**TASK DETAILS**
Give the data again, word for word.

------------

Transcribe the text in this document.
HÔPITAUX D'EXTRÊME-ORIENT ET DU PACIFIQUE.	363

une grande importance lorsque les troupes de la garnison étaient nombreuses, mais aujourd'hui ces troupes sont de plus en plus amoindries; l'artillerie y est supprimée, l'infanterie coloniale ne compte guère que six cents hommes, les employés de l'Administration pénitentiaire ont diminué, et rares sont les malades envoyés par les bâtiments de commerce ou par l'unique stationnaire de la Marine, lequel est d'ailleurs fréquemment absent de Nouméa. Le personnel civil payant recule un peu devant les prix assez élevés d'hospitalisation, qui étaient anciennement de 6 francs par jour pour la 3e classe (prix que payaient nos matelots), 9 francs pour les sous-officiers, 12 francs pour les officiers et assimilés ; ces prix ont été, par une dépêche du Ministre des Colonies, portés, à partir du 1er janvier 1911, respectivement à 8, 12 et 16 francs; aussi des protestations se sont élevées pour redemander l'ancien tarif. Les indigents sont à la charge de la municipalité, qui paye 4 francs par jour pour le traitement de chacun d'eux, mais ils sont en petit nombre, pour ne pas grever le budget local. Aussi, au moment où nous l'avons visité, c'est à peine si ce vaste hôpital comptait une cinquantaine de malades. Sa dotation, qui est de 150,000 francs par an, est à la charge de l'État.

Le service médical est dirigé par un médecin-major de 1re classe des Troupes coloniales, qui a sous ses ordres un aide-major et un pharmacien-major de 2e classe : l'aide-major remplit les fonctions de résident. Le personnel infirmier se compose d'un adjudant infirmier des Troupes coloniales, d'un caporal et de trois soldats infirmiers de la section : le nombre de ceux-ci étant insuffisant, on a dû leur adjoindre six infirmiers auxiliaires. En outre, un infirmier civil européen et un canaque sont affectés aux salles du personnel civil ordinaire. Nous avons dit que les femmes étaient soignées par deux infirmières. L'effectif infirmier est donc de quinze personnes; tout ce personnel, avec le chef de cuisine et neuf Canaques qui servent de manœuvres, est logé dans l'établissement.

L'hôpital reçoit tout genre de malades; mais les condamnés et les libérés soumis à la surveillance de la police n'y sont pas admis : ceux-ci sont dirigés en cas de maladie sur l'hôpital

------------

**TASK SOLUTION**
Transcribe the text in this document.
HÔPITAUX D'EXTRÊME-ORIENT ET DU PACIFIQUE.	363

une grande importance lorsque les troupes de la garnison étaient nombreuses, mais aujourd'hui ces troupes sont de plus en plus amoindries; l'artillerie y est supprimée, l'infanterie coloniale ne compte guère que six cents hommes, les employés de l'Administration pénitentiaire ont diminué, et rares sont les malades envoyés par les bâtiments de commerce ou par l'unique stationnaire de la Marine, lequel est d'ailleurs fréquemment absent de Nouméa. Le personnel civil payant recule un peu devant les prix assez élevés d'hospitalisation, qui étaient anciennement de 6 francs par jour pour la 3e classe (prix que payaient nos matelots), 9 francs pour les sous-officiers, 12 francs pour les officiers et assimilés ; ces prix ont été, par une dépêche du Ministre des Colonies, portés, à partir du 1er janvier 1911, respectivement à 8, 12 et 16 francs; aussi des protestations se sont élevées pour redemander l'ancien tarif. Les indigents sont à la charge de la municipalité, qui paye 4 francs par jour pour le traitement de chacun d'eux, mais ils sont en petit nombre, pour ne pas grever le budget local. Aussi, au moment où nous l'avons visité, c'est à peine si ce vaste hôpital comptait une cinquantaine de malades. Sa dotation, qui est de 150,000 francs par an, est à la charge de l'État.

Le service médical est dirigé par un médecin-major de 1re classe des Troupes coloniales, qui a sous ses ordres un aide-major et un pharmacien-major de 2e classe : l'aide-major remplit les fonctions de résident. Le personnel infirmier se compose d'un adjudant infirmier des Troupes coloniales, d'un caporal et de trois soldats infirmiers de la section : le nombre de ceux-ci étant insuffisant, on a dû leur adjoindre six infirmiers auxiliaires. En outre, un infirmier civil européen et un canaque sont affectés aux salles du personnel civil ordinaire. Nous avons dit que les femmes étaient soignées par deux infirmières. L'effectif infirmier est donc de quinze personnes; tout ce personnel, avec le chef de cuisine et neuf Canaques qui servent de manœuvres, est logé dans l'établissement.

L'hôpital reçoit tout genre de malades; mais les condamnés et les libérés soumis à la surveillance de la police n'y sont pas admis : ceux-ci sont dirigés en cas de maladie sur l'hôpital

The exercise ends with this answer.